In a blog post, Google explains that the company wants to use Rust mainly for the code of the deeper layers of the operating system, such as the bootloader and the drivers. Currently, Google still uses C and C++ for that. Those languages offer a lot of control and predictability and are light on resources but put the responsibility of managing memory in the developer’s hands. This usually works well, but bugs do occur, and such errors create security problems. Android apps are generally written in Java. Thereby, the memory is managed by the Android Runtime, which prevents memory bugs.

The Rule of 2

To prevent security problems from occurring, Google applies the Rule of 2 for developing Android processes. In any situation, a maximum of two of the following three unsafe situations may occur:

  • The code processes untrustworthy input;
  • The code is not operating in a strong sandbox environment;
  • The code is written in an unsafe language (C/C++).

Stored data
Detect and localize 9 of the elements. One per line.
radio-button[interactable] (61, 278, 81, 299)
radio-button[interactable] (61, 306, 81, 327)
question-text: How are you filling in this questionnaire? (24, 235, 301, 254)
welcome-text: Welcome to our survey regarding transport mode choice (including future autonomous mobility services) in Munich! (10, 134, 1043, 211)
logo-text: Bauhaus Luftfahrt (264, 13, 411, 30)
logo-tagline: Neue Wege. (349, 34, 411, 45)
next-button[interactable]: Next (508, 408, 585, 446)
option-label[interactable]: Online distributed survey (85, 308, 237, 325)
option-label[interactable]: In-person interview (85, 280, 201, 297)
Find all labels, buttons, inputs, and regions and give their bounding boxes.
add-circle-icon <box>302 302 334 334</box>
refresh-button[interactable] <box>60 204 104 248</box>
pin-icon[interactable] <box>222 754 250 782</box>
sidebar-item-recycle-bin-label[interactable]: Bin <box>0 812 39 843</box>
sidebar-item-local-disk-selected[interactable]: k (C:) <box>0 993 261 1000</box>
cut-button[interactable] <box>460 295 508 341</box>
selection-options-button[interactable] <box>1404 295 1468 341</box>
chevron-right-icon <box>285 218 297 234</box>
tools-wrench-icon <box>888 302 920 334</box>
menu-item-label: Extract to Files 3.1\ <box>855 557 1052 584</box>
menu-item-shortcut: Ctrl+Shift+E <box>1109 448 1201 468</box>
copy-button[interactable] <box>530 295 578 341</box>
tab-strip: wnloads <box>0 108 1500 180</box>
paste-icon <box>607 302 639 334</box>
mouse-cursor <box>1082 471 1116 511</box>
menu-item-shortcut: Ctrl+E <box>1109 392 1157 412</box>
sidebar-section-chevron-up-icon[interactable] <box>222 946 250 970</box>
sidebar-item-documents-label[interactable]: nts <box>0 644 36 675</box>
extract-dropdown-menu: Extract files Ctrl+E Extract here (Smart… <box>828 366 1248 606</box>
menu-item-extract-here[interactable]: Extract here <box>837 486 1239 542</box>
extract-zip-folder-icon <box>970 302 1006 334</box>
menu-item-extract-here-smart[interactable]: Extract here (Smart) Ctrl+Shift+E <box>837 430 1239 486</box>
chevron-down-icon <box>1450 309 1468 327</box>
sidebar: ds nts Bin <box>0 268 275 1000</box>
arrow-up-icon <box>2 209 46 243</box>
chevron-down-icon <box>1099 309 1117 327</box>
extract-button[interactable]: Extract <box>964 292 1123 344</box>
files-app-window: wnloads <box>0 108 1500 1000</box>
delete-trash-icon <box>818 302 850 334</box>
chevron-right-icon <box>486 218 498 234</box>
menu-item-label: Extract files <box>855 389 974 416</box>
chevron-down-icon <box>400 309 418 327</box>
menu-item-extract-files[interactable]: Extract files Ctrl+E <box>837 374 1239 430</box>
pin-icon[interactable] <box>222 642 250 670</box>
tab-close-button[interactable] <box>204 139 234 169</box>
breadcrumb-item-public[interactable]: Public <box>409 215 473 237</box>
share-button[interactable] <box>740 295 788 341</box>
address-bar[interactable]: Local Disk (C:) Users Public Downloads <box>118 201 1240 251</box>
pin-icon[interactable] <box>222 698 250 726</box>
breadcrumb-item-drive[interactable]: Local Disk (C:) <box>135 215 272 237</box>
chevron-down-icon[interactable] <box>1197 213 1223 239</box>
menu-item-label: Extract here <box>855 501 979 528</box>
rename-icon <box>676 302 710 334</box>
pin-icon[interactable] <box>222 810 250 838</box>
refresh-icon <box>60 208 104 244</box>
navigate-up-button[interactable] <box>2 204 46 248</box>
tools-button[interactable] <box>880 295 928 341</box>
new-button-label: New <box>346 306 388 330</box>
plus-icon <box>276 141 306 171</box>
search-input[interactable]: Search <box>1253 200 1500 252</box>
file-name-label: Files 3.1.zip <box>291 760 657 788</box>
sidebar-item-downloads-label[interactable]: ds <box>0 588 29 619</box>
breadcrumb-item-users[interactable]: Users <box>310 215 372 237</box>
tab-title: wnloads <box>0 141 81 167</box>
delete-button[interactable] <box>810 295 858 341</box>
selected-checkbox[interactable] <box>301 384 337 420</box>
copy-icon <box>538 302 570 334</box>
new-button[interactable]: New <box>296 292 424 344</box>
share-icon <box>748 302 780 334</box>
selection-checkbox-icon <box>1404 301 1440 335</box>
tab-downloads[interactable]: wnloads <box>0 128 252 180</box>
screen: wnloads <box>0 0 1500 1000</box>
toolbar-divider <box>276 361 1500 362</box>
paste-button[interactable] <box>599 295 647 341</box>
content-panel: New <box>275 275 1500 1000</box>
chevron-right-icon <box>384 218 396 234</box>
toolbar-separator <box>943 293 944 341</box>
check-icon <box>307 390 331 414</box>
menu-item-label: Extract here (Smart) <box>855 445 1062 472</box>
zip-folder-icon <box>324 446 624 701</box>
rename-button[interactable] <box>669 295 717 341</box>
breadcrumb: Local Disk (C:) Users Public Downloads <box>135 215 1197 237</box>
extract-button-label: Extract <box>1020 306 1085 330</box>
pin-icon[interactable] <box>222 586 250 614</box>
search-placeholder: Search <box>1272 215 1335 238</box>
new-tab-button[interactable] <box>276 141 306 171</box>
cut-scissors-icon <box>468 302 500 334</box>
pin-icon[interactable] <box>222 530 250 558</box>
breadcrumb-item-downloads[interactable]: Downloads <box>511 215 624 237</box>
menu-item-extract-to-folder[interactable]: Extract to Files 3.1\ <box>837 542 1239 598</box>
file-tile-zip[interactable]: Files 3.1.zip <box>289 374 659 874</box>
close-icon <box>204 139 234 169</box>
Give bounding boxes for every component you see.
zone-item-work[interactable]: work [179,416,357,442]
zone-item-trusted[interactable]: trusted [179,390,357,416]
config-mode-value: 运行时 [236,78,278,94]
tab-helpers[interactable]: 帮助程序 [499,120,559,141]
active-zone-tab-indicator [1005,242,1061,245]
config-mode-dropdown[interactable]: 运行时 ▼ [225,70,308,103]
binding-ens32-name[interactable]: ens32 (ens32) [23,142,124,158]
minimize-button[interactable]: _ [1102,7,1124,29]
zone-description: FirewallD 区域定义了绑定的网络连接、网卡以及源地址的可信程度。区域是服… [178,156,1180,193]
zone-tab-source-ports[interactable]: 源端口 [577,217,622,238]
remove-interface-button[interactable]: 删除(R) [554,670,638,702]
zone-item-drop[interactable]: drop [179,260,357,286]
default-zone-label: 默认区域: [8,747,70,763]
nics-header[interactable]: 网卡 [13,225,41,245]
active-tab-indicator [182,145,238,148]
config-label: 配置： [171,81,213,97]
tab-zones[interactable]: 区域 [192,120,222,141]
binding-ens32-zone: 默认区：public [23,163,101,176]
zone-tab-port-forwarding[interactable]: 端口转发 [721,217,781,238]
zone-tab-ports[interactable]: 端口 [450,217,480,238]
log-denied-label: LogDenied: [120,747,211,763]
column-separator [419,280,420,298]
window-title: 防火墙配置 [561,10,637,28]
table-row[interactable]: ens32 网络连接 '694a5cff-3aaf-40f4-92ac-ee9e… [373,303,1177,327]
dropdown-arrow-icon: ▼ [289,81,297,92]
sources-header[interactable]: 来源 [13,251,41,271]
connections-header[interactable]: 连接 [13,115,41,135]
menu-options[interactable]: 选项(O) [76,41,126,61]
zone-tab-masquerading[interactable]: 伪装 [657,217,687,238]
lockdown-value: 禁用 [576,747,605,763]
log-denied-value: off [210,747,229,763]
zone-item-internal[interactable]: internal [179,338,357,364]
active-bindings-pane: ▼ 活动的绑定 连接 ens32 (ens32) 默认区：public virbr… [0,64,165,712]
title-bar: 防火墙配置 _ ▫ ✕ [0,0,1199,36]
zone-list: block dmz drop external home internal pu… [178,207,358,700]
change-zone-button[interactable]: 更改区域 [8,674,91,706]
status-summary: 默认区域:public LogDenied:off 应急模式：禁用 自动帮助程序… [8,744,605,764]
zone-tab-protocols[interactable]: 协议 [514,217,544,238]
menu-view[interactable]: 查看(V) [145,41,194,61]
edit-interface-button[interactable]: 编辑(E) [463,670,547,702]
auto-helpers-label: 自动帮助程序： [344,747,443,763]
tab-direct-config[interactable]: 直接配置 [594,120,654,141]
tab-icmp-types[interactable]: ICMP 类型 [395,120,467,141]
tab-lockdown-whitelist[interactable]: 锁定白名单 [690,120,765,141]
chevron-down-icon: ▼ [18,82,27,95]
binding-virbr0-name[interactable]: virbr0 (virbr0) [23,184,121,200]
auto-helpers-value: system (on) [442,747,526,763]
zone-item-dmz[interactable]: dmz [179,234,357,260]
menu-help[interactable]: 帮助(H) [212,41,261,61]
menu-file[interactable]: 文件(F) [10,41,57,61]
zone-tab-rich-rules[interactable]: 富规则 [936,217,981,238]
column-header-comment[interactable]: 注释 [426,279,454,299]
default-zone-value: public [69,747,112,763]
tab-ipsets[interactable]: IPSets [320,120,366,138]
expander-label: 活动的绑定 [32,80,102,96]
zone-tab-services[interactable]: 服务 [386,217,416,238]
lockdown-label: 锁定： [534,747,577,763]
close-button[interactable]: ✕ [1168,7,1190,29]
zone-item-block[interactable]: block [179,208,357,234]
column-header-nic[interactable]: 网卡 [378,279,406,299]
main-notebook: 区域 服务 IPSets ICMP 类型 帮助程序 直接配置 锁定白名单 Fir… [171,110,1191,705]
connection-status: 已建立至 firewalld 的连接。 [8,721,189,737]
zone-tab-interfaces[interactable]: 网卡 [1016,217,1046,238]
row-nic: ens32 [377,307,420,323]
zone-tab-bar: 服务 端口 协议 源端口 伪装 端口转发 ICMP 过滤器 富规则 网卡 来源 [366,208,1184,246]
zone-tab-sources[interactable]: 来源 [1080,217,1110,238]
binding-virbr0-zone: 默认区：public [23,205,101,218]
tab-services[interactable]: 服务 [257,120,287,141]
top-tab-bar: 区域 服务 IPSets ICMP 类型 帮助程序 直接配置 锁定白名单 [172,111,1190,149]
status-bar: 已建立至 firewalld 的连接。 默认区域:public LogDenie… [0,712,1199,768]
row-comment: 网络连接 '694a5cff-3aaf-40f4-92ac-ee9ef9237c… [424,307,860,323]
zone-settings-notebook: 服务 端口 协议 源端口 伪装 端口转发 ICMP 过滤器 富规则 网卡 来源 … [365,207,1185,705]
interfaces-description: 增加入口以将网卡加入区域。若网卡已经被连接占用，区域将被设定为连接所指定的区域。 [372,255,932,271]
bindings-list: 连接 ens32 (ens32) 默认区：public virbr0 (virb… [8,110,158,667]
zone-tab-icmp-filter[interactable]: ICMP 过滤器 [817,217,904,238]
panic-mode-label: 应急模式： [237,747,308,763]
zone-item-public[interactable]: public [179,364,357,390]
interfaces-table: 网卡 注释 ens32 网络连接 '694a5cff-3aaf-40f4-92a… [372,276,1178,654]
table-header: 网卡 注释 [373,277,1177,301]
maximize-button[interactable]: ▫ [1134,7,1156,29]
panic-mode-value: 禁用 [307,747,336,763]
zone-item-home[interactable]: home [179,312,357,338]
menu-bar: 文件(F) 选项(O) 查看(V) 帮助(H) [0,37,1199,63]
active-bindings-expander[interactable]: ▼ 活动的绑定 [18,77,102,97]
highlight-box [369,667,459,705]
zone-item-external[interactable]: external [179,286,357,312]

**PROBLEM STATEMENT**
Carry on the article about Google's use of Rust in Android, picking up after its last line. The rows shown here were taken from a separate source.

**TASK OUTPUT**
The result is that code in C/C++ does not have to deal with unsafe input unless it is in a well-enclosed sandbox. The disadvantage of this approach, however, is that working with sandboxes is intensive for the system: there is more overhead, more memory usage and more latency. What’s more, bugs are not completely excluded with this approach, which means that attackers can still cause damage with by chaining multiple vulnerabilities together.


That is why Google has decided to use Rust. In terms of syntax, this programming language is very similar to C++, but thanks to its borrow checker, it protects the memory from programming errors, making it memory-safe. Rust was originally designed by Mozilla contributor Graydon Hoare but is supported by an increasing number of organisations. The language is enormously popular with developers and recently got its own interest and management organisation: the Rust Foundation. This has made the language less dependent on Mozilla.

By programming in Rust, Google hopes to eventually spend much less time tracking down and solving bugs. However, the company does not intend to completely rewrite Android in Rust. Most of the bugs are found within a year and after that, the code quickly matures. Google does not see the point of rewriting mature code with relatively few bugs. Especially since we are talking about millions and millions of lines of code.